(Data excerpts)

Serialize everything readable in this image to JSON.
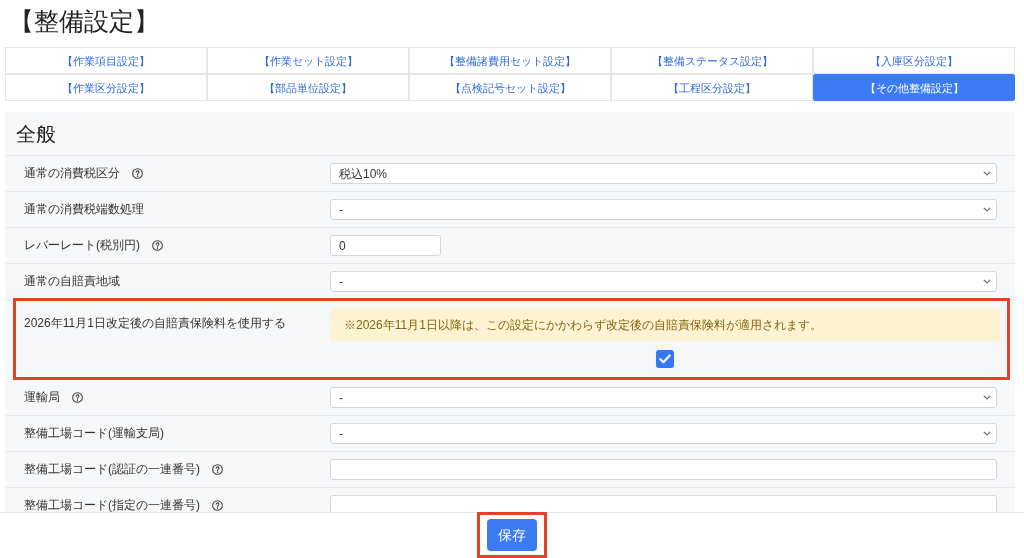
{
  "page": {
    "title": "【整備設定】"
  },
  "tabs": [
    {
      "label": "【作業項目設定】",
      "selected": false
    },
    {
      "label": "【作業セット設定】",
      "selected": false
    },
    {
      "label": "【整備諸費用セット設定】",
      "selected": false
    },
    {
      "label": "【整備ステータス設定】",
      "selected": false
    },
    {
      "label": "【入庫区分設定】",
      "selected": false
    },
    {
      "label": "【作業区分設定】",
      "selected": false
    },
    {
      "label": "【部品単位設定】",
      "selected": false
    },
    {
      "label": "【点検記号セット設定】",
      "selected": false
    },
    {
      "label": "【工程区分設定】",
      "selected": false
    },
    {
      "label": "【その他整備設定】",
      "selected": true
    }
  ],
  "section": {
    "title": "全般",
    "rows": [
      {
        "kind": "select",
        "label": "通常の消費税区分",
        "help": true,
        "value": "税込10%",
        "highlighted": false
      },
      {
        "kind": "select",
        "label": "通常の消費税端数処理",
        "help": false,
        "value": "-",
        "highlighted": false
      },
      {
        "kind": "number",
        "label": "レバーレート(税別円)",
        "help": true,
        "value": "0",
        "highlighted": false
      },
      {
        "kind": "select",
        "label": "通常の自賠責地域",
        "help": false,
        "value": "-",
        "highlighted": false
      },
      {
        "kind": "checkbox",
        "label": "2026年11月1日改定後の自賠責保険料を使用する",
        "help": false,
        "notice": "※2026年11月1日以降は、この設定にかかわらず改定後の自賠責保険料が適用されます。",
        "checked": true,
        "highlighted": true
      },
      {
        "kind": "select",
        "label": "運輸局",
        "help": true,
        "value": "-",
        "highlighted": false
      },
      {
        "kind": "select",
        "label": "整備工場コード(運輸支局)",
        "help": false,
        "value": "-",
        "highlighted": false
      },
      {
        "kind": "text",
        "label": "整備工場コード(認証の一連番号)",
        "help": true,
        "highlighted": false
      },
      {
        "kind": "text",
        "label": "整備工場コード(指定の一連番号)",
        "help": true,
        "highlighted": false
      }
    ]
  },
  "save_button": {
    "label": "保存",
    "highlighted": true
  }
}
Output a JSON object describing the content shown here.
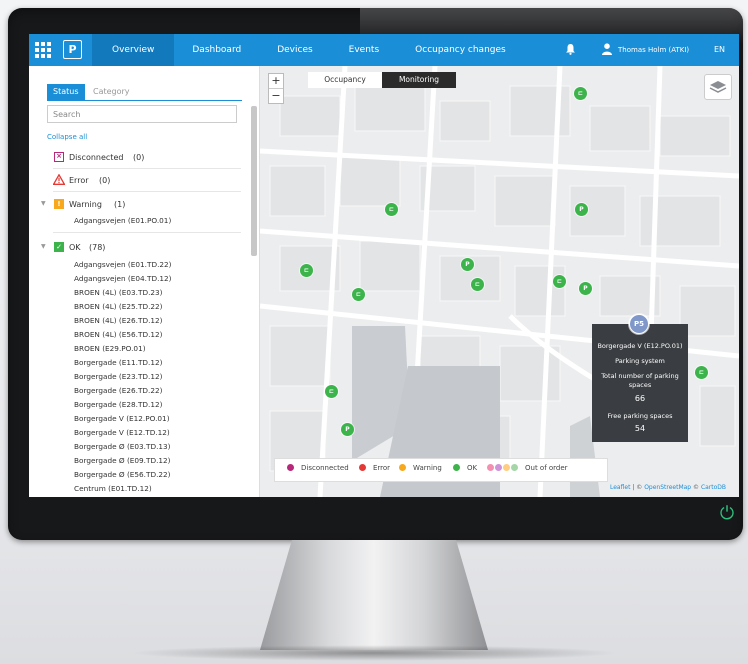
{
  "nav": {
    "logo": "P",
    "items": [
      "Overview",
      "Dashboard",
      "Devices",
      "Events",
      "Occupancy changes"
    ],
    "active_index": 0,
    "user_name": "Thomas Holm (ATKI)",
    "language": "EN"
  },
  "sidebar": {
    "tabs": [
      "Status",
      "Category"
    ],
    "search_placeholder": "Search",
    "collapse_label": "Collapse all",
    "groups": {
      "disconnected": {
        "label": "Disconnected",
        "count": "(0)"
      },
      "error": {
        "label": "Error",
        "count": "(0)"
      },
      "warning": {
        "label": "Warning",
        "count": "(1)",
        "items": [
          "Adgangsvejen (E01.PO.01)"
        ]
      },
      "ok": {
        "label": "OK",
        "count": "(78)",
        "items": [
          "Adgangsvejen (E01.TD.22)",
          "Adgangsvejen (E04.TD.12)",
          "BROEN (4L) (E03.TD.23)",
          "BROEN (4L) (E25.TD.22)",
          "BROEN (4L) (E26.TD.12)",
          "BROEN (4L) (E56.TD.12)",
          "BROEN (E29.PO.01)",
          "Borgergade (E11.TD.12)",
          "Borgergade (E23.TD.12)",
          "Borgergade (E26.TD.22)",
          "Borgergade (E28.TD.12)",
          "Borgergade V (E12.PO.01)",
          "Borgergade V (E12.TD.12)",
          "Borgergade Ø (E03.TD.13)",
          "Borgergade Ø (E09.TD.12)",
          "Borgergade Ø (E56.TD.22)",
          "Centrum (E01.TD.12)"
        ]
      }
    }
  },
  "map": {
    "zoom_in": "+",
    "zoom_out": "−",
    "mode_tabs": [
      "Occupancy",
      "Monitoring"
    ],
    "active_mode": 1,
    "popup": {
      "marker_label": "P5",
      "name": "Borgergade V (E12.PO.01)",
      "type": "Parking system",
      "total_label": "Total number of parking spaces",
      "total_value": "66",
      "free_label": "Free parking spaces",
      "free_value": "54"
    },
    "legend": [
      {
        "label": "Disconnected",
        "color": "#b8277a"
      },
      {
        "label": "Error",
        "color": "#e53935"
      },
      {
        "label": "Warning",
        "color": "#f7a91b"
      },
      {
        "label": "OK",
        "color": "#3cb44b"
      },
      {
        "label": "Out of order",
        "colors": [
          "#f48fb1",
          "#ce93d8",
          "#ffcc80",
          "#a5d6a7"
        ]
      }
    ],
    "attribution": {
      "leaflet": "Leaflet",
      "sep": " | © ",
      "osm": "OpenStreetMap",
      "mid": " © ",
      "carto": "CartoDB"
    }
  },
  "colors": {
    "accent": "#1a8fd8",
    "ok": "#3cb44b",
    "warning": "#f7a91b",
    "popup_bg": "#3a3d41"
  }
}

Required task
Using the data above, print every line exactly, omitting pictures.

Output of the exercise
Serialize everything readable in this image to JSON.
{
  "page": {
    "title": "【整備設定】"
  },
  "tabs": [
    {
      "label": "【作業項目設定】",
      "selected": false
    },
    {
      "label": "【作業セット設定】",
      "selected": false
    },
    {
      "label": "【整備諸費用セット設定】",
      "selected": false
    },
    {
      "label": "【整備ステータス設定】",
      "selected": false
    },
    {
      "label": "【入庫区分設定】",
      "selected": false
    },
    {
      "label": "【作業区分設定】",
      "selected": false
    },
    {
      "label": "【部品単位設定】",
      "selected": false
    },
    {
      "label": "【点検記号セット設定】",
      "selected": false
    },
    {
      "label": "【工程区分設定】",
      "selected": false
    },
    {
      "label": "【その他整備設定】",
      "selected": true
    }
  ],
  "section": {
    "title": "全般",
    "rows": [
      {
        "kind": "select",
        "label": "通常の消費税区分",
        "help": true,
        "value": "税込10%",
        "highlighted": false
      },
      {
        "kind": "select",
        "label": "通常の消費税端数処理",
        "help": false,
        "value": "-",
        "highlighted": false
      },
      {
        "kind": "number",
        "label": "レバーレート(税別円)",
        "help": true,
        "value": "0",
        "highlighted": false
      },
      {
        "kind": "select",
        "label": "通常の自賠責地域",
        "help": false,
        "value": "-",
        "highlighted": false
      },
      {
        "kind": "checkbox",
        "label": "2026年11月1日改定後の自賠責保険料を使用する",
        "help": false,
        "notice": "※2026年11月1日以降は、この設定にかかわらず改定後の自賠責保険料が適用されます。",
        "checked": true,
        "highlighted": true
      },
      {
        "kind": "select",
        "label": "運輸局",
        "help": true,
        "value": "-",
        "highlighted": false
      },
      {
        "kind": "select",
        "label": "整備工場コード(運輸支局)",
        "help": false,
        "value": "-",
        "highlighted": false
      },
      {
        "kind": "text",
        "label": "整備工場コード(認証の一連番号)",
        "help": true,
        "highlighted": false
      },
      {
        "kind": "text",
        "label": "整備工場コード(指定の一連番号)",
        "help": true,
        "highlighted": false
      }
    ]
  },
  "save_button": {
    "label": "保存",
    "highlighted": true
  }
}
Output a JSON object describing the content shown here.
{
  "nav": {
    "logo": "P",
    "items": [
      "Overview",
      "Dashboard",
      "Devices",
      "Events",
      "Occupancy changes"
    ],
    "active_index": 0,
    "user_name": "Thomas Holm (ATKI)",
    "language": "EN"
  },
  "sidebar": {
    "tabs": [
      "Status",
      "Category"
    ],
    "search_placeholder": "Search",
    "collapse_label": "Collapse all",
    "groups": {
      "disconnected": {
        "label": "Disconnected",
        "count": "(0)"
      },
      "error": {
        "label": "Error",
        "count": "(0)"
      },
      "warning": {
        "label": "Warning",
        "count": "(1)",
        "items": [
          "Adgangsvejen (E01.PO.01)"
        ]
      },
      "ok": {
        "label": "OK",
        "count": "(78)",
        "items": [
          "Adgangsvejen (E01.TD.22)",
          "Adgangsvejen (E04.TD.12)",
          "BROEN (4L) (E03.TD.23)",
          "BROEN (4L) (E25.TD.22)",
          "BROEN (4L) (E26.TD.12)",
          "BROEN (4L) (E56.TD.12)",
          "BROEN (E29.PO.01)",
          "Borgergade (E11.TD.12)",
          "Borgergade (E23.TD.12)",
          "Borgergade (E26.TD.22)",
          "Borgergade (E28.TD.12)",
          "Borgergade V (E12.PO.01)",
          "Borgergade V (E12.TD.12)",
          "Borgergade Ø (E03.TD.13)",
          "Borgergade Ø (E09.TD.12)",
          "Borgergade Ø (E56.TD.22)",
          "Centrum (E01.TD.12)"
        ]
      }
    }
  },
  "map": {
    "zoom_in": "+",
    "zoom_out": "−",
    "mode_tabs": [
      "Occupancy",
      "Monitoring"
    ],
    "active_mode": 1,
    "popup": {
      "marker_label": "P5",
      "name": "Borgergade V (E12.PO.01)",
      "type": "Parking system",
      "total_label": "Total number of parking spaces",
      "total_value": "66",
      "free_label": "Free parking spaces",
      "free_value": "54"
    },
    "legend": [
      {
        "label": "Disconnected",
        "color": "#b8277a"
      },
      {
        "label": "Error",
        "color": "#e53935"
      },
      {
        "label": "Warning",
        "color": "#f7a91b"
      },
      {
        "label": "OK",
        "color": "#3cb44b"
      },
      {
        "label": "Out of order",
        "colors": [
          "#f48fb1",
          "#ce93d8",
          "#ffcc80",
          "#a5d6a7"
        ]
      }
    ],
    "attribution": {
      "leaflet": "Leaflet",
      "sep": " | © ",
      "osm": "OpenStreetMap",
      "mid": " © ",
      "carto": "CartoDB"
    }
  },
  "colors": {
    "accent": "#1a8fd8",
    "ok": "#3cb44b",
    "warning": "#f7a91b",
    "popup_bg": "#3a3d41"
  }
}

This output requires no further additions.